>> begin EXCERPTED DATA

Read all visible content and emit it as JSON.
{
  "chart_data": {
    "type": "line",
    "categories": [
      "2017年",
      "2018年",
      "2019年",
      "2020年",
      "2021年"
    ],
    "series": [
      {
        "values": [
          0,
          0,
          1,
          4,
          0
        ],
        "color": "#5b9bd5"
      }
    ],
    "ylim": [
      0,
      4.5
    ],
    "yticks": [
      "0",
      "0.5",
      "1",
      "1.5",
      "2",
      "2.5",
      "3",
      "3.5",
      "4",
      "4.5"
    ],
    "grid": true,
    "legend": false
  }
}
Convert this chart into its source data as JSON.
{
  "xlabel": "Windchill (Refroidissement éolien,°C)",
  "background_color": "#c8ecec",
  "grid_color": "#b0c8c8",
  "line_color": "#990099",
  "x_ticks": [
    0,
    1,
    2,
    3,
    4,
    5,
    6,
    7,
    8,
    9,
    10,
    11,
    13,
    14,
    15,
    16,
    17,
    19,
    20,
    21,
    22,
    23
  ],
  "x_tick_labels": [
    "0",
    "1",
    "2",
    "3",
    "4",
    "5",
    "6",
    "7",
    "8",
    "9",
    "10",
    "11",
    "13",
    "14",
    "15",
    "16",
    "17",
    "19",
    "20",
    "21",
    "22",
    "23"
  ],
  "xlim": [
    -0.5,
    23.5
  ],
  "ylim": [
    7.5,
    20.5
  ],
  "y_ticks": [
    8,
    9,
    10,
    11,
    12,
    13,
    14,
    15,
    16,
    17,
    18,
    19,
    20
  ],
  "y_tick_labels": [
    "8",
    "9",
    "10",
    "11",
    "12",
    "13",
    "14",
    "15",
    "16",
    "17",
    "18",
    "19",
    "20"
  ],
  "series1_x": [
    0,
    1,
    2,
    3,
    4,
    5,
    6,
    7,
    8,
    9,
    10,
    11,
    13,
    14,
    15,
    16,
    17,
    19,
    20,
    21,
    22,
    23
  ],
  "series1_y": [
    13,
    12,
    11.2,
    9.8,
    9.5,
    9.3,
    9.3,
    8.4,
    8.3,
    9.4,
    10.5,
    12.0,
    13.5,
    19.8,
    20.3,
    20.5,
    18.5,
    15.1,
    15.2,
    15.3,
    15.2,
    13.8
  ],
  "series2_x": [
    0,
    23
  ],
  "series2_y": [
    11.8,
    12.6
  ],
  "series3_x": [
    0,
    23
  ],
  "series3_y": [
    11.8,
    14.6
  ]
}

>> end EXCERPTED DATA

- _EXERCISE REQUIREMENTS_
Output the listing above without altering a single character.

- _REPLY TO THE EXERCISE_
Read all visible content and emit it as JSON.
{
  "chart_data": {
    "type": "line",
    "categories": [
      "2017年",
      "2018年",
      "2019年",
      "2020年",
      "2021年"
    ],
    "series": [
      {
        "values": [
          0,
          0,
          1,
          4,
          0
        ],
        "color": "#5b9bd5"
      }
    ],
    "ylim": [
      0,
      4.5
    ],
    "yticks": [
      "0",
      "0.5",
      "1",
      "1.5",
      "2",
      "2.5",
      "3",
      "3.5",
      "4",
      "4.5"
    ],
    "grid": true,
    "legend": false
  }
}
Convert this chart into its source data as JSON.
{
  "xlabel": "Windchill (Refroidissement éolien,°C)",
  "background_color": "#c8ecec",
  "grid_color": "#b0c8c8",
  "line_color": "#990099",
  "x_ticks": [
    0,
    1,
    2,
    3,
    4,
    5,
    6,
    7,
    8,
    9,
    10,
    11,
    13,
    14,
    15,
    16,
    17,
    19,
    20,
    21,
    22,
    23
  ],
  "x_tick_labels": [
    "0",
    "1",
    "2",
    "3",
    "4",
    "5",
    "6",
    "7",
    "8",
    "9",
    "10",
    "11",
    "13",
    "14",
    "15",
    "16",
    "17",
    "19",
    "20",
    "21",
    "22",
    "23"
  ],
  "xlim": [
    -0.5,
    23.5
  ],
  "ylim": [
    7.5,
    20.5
  ],
  "y_ticks": [
    8,
    9,
    10,
    11,
    12,
    13,
    14,
    15,
    16,
    17,
    18,
    19,
    20
  ],
  "y_tick_labels": [
    "8",
    "9",
    "10",
    "11",
    "12",
    "13",
    "14",
    "15",
    "16",
    "17",
    "18",
    "19",
    "20"
  ],
  "series1_x": [
    0,
    1,
    2,
    3,
    4,
    5,
    6,
    7,
    8,
    9,
    10,
    11,
    13,
    14,
    15,
    16,
    17,
    19,
    20,
    21,
    22,
    23
  ],
  "series1_y": [
    13,
    12,
    11.2,
    9.8,
    9.5,
    9.3,
    9.3,
    8.4,
    8.3,
    9.4,
    10.5,
    12.0,
    13.5,
    19.8,
    20.3,
    20.5,
    18.5,
    15.1,
    15.2,
    15.3,
    15.2,
    13.8
  ],
  "series2_x": [
    0,
    23
  ],
  "series2_y": [
    11.8,
    12.6
  ],
  "series3_x": [
    0,
    23
  ],
  "series3_y": [
    11.8,
    14.6
  ]
}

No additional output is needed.